Problem description →
In the rows from the first one through the one containing "Point: [692, 479, 714, 493]", change "Bar" to "Column" and reproduce them with nothing else altered.

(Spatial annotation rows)
========================================================================
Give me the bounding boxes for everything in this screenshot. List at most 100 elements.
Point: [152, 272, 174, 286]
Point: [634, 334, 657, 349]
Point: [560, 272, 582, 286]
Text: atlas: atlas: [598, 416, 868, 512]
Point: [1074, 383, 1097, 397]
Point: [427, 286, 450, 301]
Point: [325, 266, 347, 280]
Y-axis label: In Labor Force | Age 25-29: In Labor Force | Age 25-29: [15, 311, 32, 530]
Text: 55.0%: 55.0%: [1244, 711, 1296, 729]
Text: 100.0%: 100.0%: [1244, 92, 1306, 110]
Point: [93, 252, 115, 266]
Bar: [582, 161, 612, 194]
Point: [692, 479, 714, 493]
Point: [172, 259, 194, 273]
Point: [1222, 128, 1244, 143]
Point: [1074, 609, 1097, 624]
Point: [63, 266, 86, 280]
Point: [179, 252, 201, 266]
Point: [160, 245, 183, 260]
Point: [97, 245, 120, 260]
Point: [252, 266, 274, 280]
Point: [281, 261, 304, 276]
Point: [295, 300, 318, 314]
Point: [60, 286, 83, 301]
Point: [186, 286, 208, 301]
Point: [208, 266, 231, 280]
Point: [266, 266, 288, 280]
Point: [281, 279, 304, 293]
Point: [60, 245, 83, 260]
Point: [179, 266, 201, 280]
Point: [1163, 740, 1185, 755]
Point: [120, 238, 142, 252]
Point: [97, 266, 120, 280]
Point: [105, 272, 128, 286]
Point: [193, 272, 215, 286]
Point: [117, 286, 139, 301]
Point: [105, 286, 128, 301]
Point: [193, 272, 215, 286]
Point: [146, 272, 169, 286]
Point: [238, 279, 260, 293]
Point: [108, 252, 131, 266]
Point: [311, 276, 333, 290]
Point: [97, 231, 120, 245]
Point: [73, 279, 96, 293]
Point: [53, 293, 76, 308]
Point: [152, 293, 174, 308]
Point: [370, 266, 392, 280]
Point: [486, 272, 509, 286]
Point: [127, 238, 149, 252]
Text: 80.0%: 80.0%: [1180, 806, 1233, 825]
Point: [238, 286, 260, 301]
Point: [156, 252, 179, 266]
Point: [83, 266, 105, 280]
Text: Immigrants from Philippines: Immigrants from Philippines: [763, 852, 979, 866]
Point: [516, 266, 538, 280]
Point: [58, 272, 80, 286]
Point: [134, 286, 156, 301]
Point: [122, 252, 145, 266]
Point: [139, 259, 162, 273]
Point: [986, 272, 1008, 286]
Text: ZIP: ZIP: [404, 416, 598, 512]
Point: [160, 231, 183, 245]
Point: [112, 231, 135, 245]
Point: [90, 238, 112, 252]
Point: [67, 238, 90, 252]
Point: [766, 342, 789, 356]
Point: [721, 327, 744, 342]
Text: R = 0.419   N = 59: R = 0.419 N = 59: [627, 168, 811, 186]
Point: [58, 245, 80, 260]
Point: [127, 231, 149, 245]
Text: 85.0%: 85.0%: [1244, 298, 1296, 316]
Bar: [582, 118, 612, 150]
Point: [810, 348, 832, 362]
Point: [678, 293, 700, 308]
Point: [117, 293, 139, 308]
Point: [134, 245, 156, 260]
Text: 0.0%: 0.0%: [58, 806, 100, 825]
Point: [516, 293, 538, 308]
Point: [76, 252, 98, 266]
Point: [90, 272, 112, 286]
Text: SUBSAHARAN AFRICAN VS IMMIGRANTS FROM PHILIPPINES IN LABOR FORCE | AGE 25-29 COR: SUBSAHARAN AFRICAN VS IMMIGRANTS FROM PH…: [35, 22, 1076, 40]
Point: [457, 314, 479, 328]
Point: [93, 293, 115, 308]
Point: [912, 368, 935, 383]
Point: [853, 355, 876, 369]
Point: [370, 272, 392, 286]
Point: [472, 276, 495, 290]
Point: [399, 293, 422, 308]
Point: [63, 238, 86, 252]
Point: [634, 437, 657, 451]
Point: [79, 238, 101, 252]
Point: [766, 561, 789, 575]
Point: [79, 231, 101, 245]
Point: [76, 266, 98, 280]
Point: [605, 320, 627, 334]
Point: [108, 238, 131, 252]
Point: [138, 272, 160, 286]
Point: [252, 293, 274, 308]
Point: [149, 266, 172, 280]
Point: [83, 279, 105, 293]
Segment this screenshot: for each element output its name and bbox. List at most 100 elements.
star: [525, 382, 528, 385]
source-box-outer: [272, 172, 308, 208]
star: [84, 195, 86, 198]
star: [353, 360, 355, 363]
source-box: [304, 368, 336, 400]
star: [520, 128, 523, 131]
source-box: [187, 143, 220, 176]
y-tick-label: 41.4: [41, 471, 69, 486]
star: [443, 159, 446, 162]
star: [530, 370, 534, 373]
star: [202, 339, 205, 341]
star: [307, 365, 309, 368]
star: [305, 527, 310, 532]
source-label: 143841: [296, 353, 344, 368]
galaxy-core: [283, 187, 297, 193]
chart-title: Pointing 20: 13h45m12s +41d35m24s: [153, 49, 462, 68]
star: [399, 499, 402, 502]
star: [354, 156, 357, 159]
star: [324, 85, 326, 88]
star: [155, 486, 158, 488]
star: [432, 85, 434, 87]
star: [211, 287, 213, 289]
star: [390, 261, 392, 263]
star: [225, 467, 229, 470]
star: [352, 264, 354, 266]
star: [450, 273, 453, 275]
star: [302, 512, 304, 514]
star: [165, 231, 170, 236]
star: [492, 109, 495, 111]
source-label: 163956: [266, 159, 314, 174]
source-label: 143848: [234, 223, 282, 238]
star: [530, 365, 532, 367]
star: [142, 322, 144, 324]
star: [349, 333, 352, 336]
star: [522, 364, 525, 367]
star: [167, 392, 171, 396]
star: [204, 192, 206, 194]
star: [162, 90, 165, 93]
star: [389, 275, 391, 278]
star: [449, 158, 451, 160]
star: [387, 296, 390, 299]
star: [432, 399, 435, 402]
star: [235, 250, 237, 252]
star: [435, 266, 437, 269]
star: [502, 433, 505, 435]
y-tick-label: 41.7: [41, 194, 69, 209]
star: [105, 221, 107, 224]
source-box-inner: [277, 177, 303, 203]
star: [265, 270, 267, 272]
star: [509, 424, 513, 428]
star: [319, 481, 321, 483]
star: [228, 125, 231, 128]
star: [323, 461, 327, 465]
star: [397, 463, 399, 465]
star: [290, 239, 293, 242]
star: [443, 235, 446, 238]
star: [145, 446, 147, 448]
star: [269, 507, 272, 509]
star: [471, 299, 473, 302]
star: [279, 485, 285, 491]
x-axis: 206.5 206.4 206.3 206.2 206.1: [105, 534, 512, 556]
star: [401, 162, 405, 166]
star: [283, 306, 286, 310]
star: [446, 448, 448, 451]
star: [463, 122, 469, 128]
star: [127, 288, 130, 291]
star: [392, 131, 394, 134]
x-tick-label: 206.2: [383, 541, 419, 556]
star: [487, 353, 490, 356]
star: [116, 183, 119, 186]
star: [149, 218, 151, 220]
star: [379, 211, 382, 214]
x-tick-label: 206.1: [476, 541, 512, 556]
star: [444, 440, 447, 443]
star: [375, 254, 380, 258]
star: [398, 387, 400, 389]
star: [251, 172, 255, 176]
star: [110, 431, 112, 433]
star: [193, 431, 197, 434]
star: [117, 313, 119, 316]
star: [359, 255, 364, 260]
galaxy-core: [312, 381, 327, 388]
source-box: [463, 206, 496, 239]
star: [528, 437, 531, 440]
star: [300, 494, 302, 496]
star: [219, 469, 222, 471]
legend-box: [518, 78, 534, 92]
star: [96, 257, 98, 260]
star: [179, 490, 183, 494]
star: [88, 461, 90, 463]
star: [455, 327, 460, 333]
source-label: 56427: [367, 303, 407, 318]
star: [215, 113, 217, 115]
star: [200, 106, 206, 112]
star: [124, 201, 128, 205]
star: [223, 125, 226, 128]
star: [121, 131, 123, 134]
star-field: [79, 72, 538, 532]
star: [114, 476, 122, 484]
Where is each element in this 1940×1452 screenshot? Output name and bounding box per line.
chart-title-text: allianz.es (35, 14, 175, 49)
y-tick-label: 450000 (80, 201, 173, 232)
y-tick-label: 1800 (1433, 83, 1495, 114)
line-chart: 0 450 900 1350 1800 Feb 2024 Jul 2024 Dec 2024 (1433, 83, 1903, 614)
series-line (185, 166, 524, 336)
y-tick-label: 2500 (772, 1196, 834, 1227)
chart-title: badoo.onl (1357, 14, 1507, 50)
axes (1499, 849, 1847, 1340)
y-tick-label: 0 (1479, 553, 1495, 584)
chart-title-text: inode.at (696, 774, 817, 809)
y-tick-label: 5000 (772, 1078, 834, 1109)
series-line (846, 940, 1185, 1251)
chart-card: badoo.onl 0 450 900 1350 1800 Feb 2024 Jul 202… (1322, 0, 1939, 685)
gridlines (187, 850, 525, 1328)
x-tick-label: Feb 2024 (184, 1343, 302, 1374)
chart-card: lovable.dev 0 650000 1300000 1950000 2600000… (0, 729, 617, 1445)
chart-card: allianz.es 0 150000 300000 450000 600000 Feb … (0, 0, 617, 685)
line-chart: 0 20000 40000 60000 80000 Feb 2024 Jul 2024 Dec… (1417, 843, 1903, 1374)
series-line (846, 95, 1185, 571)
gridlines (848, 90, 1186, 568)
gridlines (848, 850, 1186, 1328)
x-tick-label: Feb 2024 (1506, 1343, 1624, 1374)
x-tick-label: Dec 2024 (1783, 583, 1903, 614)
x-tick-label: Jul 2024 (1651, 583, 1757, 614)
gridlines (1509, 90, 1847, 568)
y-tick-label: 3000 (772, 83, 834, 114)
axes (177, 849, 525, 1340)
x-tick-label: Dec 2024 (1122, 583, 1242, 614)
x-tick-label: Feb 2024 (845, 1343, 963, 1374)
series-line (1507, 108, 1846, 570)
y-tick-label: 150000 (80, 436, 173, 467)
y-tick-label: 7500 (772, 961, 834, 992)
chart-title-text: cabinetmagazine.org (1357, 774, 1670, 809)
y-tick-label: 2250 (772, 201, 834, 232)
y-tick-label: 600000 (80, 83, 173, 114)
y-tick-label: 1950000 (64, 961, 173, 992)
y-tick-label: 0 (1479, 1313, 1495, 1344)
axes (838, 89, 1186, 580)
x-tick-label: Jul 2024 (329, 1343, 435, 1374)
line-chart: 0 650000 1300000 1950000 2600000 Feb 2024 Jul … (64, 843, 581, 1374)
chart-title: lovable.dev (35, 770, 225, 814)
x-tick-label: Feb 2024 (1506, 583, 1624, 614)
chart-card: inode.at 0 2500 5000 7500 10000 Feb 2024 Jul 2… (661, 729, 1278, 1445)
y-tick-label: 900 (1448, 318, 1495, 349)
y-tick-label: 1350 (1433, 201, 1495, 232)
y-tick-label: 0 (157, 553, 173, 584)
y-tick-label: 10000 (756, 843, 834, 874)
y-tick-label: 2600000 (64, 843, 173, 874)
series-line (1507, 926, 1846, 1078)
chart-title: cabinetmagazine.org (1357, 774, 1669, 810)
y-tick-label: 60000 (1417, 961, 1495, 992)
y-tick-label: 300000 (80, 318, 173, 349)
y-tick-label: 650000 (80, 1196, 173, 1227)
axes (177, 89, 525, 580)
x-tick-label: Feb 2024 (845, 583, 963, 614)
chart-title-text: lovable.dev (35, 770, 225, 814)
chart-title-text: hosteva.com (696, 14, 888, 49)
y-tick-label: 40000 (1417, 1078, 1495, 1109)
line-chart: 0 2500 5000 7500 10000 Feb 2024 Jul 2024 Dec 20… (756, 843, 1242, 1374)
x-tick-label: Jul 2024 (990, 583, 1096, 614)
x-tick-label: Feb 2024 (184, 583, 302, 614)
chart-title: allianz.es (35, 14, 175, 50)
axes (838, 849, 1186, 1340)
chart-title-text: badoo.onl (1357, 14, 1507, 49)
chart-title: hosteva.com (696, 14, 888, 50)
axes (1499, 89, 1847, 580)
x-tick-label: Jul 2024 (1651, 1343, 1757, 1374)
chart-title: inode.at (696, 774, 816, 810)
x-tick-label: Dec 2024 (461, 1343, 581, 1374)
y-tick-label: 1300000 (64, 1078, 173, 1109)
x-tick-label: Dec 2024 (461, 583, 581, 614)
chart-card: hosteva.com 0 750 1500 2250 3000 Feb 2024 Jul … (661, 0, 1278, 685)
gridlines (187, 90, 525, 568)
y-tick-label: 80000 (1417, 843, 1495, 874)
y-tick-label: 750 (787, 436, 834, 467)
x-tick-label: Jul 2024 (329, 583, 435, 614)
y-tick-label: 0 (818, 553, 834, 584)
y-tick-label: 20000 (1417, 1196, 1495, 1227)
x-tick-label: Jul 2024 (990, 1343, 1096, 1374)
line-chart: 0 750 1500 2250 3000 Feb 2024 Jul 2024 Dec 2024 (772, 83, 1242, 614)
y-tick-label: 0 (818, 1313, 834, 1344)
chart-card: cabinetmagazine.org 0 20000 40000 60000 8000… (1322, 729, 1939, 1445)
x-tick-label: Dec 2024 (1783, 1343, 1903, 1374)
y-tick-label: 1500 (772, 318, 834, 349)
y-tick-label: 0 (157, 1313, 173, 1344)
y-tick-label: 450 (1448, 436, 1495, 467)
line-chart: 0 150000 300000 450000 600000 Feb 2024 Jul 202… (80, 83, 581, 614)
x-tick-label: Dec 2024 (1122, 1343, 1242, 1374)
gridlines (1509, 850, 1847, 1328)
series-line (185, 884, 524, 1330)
========================================================================
Solution below →
Give me the bounding boxes for everything in this screenshot. List at most 100 elements.
Point: [152, 272, 174, 286]
Point: [634, 334, 657, 349]
Point: [560, 272, 582, 286]
Text: atlas: atlas: [598, 416, 868, 512]
Point: [1074, 383, 1097, 397]
Point: [427, 286, 450, 301]
Point: [325, 266, 347, 280]
Y-axis label: In Labor Force | Age 25-29: In Labor Force | Age 25-29: [15, 311, 32, 530]
Text: 55.0%: 55.0%: [1244, 711, 1296, 729]
Text: 100.0%: 100.0%: [1244, 92, 1306, 110]
Point: [93, 252, 115, 266]
Column: [582, 161, 612, 194]
Point: [692, 479, 714, 493]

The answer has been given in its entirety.